* WHAT IS EXPECTED *
Copy out all the records, word for word.

========================

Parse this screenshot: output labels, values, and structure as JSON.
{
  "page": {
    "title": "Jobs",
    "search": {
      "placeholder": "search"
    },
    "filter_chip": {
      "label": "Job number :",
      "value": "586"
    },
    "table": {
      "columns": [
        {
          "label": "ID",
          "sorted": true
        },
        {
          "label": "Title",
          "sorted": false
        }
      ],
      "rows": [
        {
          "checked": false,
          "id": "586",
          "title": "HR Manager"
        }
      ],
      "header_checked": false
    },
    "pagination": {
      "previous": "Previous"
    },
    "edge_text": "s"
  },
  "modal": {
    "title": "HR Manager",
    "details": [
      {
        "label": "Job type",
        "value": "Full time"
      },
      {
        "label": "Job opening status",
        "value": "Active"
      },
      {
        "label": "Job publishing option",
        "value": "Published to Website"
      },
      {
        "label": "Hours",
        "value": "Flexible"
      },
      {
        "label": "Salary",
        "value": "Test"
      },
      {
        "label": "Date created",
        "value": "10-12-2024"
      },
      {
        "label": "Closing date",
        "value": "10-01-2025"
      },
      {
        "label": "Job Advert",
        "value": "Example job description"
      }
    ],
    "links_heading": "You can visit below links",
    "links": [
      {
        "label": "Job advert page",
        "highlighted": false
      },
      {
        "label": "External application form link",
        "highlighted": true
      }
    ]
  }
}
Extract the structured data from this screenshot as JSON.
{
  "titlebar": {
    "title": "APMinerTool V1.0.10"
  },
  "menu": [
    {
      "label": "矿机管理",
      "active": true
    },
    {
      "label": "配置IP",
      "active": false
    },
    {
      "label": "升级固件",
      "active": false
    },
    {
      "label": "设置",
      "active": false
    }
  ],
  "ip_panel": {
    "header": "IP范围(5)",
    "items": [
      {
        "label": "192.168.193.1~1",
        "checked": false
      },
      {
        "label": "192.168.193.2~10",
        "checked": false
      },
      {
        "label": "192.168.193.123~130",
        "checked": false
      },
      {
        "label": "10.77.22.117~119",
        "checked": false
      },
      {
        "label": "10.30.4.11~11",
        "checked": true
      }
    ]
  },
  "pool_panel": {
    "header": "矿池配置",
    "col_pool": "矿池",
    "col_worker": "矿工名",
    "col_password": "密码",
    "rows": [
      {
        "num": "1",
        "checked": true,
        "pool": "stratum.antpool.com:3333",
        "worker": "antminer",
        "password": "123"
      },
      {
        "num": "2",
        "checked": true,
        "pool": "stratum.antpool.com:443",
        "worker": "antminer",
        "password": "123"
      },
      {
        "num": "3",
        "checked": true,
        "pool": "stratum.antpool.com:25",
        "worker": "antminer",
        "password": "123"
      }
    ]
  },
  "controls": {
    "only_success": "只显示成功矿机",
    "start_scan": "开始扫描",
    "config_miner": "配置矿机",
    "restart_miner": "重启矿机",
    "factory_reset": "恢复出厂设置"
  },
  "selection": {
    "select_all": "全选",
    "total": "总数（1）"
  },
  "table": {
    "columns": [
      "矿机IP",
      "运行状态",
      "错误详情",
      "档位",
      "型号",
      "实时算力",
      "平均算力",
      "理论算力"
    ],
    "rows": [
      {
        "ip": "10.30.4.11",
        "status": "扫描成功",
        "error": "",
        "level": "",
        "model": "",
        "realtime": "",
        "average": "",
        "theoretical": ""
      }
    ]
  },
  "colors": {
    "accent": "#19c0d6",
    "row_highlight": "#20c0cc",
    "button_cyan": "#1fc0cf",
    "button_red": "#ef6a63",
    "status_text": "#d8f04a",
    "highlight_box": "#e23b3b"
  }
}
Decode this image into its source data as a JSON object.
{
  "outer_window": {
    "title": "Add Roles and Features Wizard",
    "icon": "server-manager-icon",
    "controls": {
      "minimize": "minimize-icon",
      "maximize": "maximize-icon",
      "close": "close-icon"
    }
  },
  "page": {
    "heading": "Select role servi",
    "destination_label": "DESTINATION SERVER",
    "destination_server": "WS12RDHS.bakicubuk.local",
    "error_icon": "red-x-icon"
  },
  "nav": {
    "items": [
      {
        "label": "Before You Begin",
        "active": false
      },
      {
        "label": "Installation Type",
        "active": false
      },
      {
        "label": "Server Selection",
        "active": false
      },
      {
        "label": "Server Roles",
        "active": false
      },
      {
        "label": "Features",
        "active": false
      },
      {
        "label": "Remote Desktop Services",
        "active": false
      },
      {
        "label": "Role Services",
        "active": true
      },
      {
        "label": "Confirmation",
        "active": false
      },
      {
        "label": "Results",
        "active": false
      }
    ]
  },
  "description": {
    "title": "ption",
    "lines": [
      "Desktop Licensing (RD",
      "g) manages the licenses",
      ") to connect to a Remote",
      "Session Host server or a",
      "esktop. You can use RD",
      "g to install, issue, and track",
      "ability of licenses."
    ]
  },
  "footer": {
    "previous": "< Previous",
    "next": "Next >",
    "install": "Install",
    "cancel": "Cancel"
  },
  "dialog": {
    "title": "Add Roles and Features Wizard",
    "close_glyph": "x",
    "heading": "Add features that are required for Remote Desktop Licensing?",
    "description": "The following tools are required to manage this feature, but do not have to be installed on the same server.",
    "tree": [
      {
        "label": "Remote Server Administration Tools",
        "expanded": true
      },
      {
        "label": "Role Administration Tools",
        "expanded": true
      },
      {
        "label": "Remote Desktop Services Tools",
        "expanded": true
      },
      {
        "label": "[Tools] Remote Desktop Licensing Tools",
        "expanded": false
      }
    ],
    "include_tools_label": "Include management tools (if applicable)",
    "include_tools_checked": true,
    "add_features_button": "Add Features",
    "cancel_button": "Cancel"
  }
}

========================

* TASK OUTPUT *
Parse this screenshot: output labels, values, and structure as JSON.
{
  "page": {
    "title": "Jobs",
    "search": {
      "placeholder": "search"
    },
    "filter_chip": {
      "label": "Job number :",
      "value": "586"
    },
    "table": {
      "columns": [
        {
          "label": "ID",
          "sorted": true
        },
        {
          "label": "Title",
          "sorted": false
        }
      ],
      "rows": [
        {
          "checked": false,
          "id": "586",
          "title": "HR Manager"
        }
      ],
      "header_checked": false
    },
    "pagination": {
      "previous": "Previous"
    },
    "edge_text": "s"
  },
  "modal": {
    "title": "HR Manager",
    "details": [
      {
        "label": "Job type",
        "value": "Full time"
      },
      {
        "label": "Job opening status",
        "value": "Active"
      },
      {
        "label": "Job publishing option",
        "value": "Published to Website"
      },
      {
        "label": "Hours",
        "value": "Flexible"
      },
      {
        "label": "Salary",
        "value": "Test"
      },
      {
        "label": "Date created",
        "value": "10-12-2024"
      },
      {
        "label": "Closing date",
        "value": "10-01-2025"
      },
      {
        "label": "Job Advert",
        "value": "Example job description"
      }
    ],
    "links_heading": "You can visit below links",
    "links": [
      {
        "label": "Job advert page",
        "highlighted": false
      },
      {
        "label": "External application form link",
        "highlighted": true
      }
    ]
  }
}
Extract the structured data from this screenshot as JSON.
{
  "titlebar": {
    "title": "APMinerTool V1.0.10"
  },
  "menu": [
    {
      "label": "矿机管理",
      "active": true
    },
    {
      "label": "配置IP",
      "active": false
    },
    {
      "label": "升级固件",
      "active": false
    },
    {
      "label": "设置",
      "active": false
    }
  ],
  "ip_panel": {
    "header": "IP范围(5)",
    "items": [
      {
        "label": "192.168.193.1~1",
        "checked": false
      },
      {
        "label": "192.168.193.2~10",
        "checked": false
      },
      {
        "label": "192.168.193.123~130",
        "checked": false
      },
      {
        "label": "10.77.22.117~119",
        "checked": false
      },
      {
        "label": "10.30.4.11~11",
        "checked": true
      }
    ]
  },
  "pool_panel": {
    "header": "矿池配置",
    "col_pool": "矿池",
    "col_worker": "矿工名",
    "col_password": "密码",
    "rows": [
      {
        "num": "1",
        "checked": true,
        "pool": "stratum.antpool.com:3333",
        "worker": "antminer",
        "password": "123"
      },
      {
        "num": "2",
        "checked": true,
        "pool": "stratum.antpool.com:443",
        "worker": "antminer",
        "password": "123"
      },
      {
        "num": "3",
        "checked": true,
        "pool": "stratum.antpool.com:25",
        "worker": "antminer",
        "password": "123"
      }
    ]
  },
  "controls": {
    "only_success": "只显示成功矿机",
    "start_scan": "开始扫描",
    "config_miner": "配置矿机",
    "restart_miner": "重启矿机",
    "factory_reset": "恢复出厂设置"
  },
  "selection": {
    "select_all": "全选",
    "total": "总数（1）"
  },
  "table": {
    "columns": [
      "矿机IP",
      "运行状态",
      "错误详情",
      "档位",
      "型号",
      "实时算力",
      "平均算力",
      "理论算力"
    ],
    "rows": [
      {
        "ip": "10.30.4.11",
        "status": "扫描成功",
        "error": "",
        "level": "",
        "model": "",
        "realtime": "",
        "average": "",
        "theoretical": ""
      }
    ]
  },
  "colors": {
    "accent": "#19c0d6",
    "row_highlight": "#20c0cc",
    "button_cyan": "#1fc0cf",
    "button_red": "#ef6a63",
    "status_text": "#d8f04a",
    "highlight_box": "#e23b3b"
  }
}
Decode this image into its source data as a JSON object.
{
  "outer_window": {
    "title": "Add Roles and Features Wizard",
    "icon": "server-manager-icon",
    "controls": {
      "minimize": "minimize-icon",
      "maximize": "maximize-icon",
      "close": "close-icon"
    }
  },
  "page": {
    "heading": "Select role servi",
    "destination_label": "DESTINATION SERVER",
    "destination_server": "WS12RDHS.bakicubuk.local",
    "error_icon": "red-x-icon"
  },
  "nav": {
    "items": [
      {
        "label": "Before You Begin",
        "active": false
      },
      {
        "label": "Installation Type",
        "active": false
      },
      {
        "label": "Server Selection",
        "active": false
      },
      {
        "label": "Server Roles",
        "active": false
      },
      {
        "label": "Features",
        "active": false
      },
      {
        "label": "Remote Desktop Services",
        "active": false
      },
      {
        "label": "Role Services",
        "active": true
      },
      {
        "label": "Confirmation",
        "active": false
      },
      {
        "label": "Results",
        "active": false
      }
    ]
  },
  "description": {
    "title": "ption",
    "lines": [
      "Desktop Licensing (RD",
      "g) manages the licenses",
      ") to connect to a Remote",
      "Session Host server or a",
      "esktop. You can use RD",
      "g to install, issue, and track",
      "ability of licenses."
    ]
  },
  "footer": {
    "previous": "< Previous",
    "next": "Next >",
    "install": "Install",
    "cancel": "Cancel"
  },
  "dialog": {
    "title": "Add Roles and Features Wizard",
    "close_glyph": "x",
    "heading": "Add features that are required for Remote Desktop Licensing?",
    "description": "The following tools are required to manage this feature, but do not have to be installed on the same server.",
    "tree": [
      {
        "label": "Remote Server Administration Tools",
        "expanded": true
      },
      {
        "label": "Role Administration Tools",
        "expanded": true
      },
      {
        "label": "Remote Desktop Services Tools",
        "expanded": true
      },
      {
        "label": "[Tools] Remote Desktop Licensing Tools",
        "expanded": false
      }
    ],
    "include_tools_label": "Include management tools (if applicable)",
    "include_tools_checked": true,
    "add_features_button": "Add Features",
    "cancel_button": "Cancel"
  }
}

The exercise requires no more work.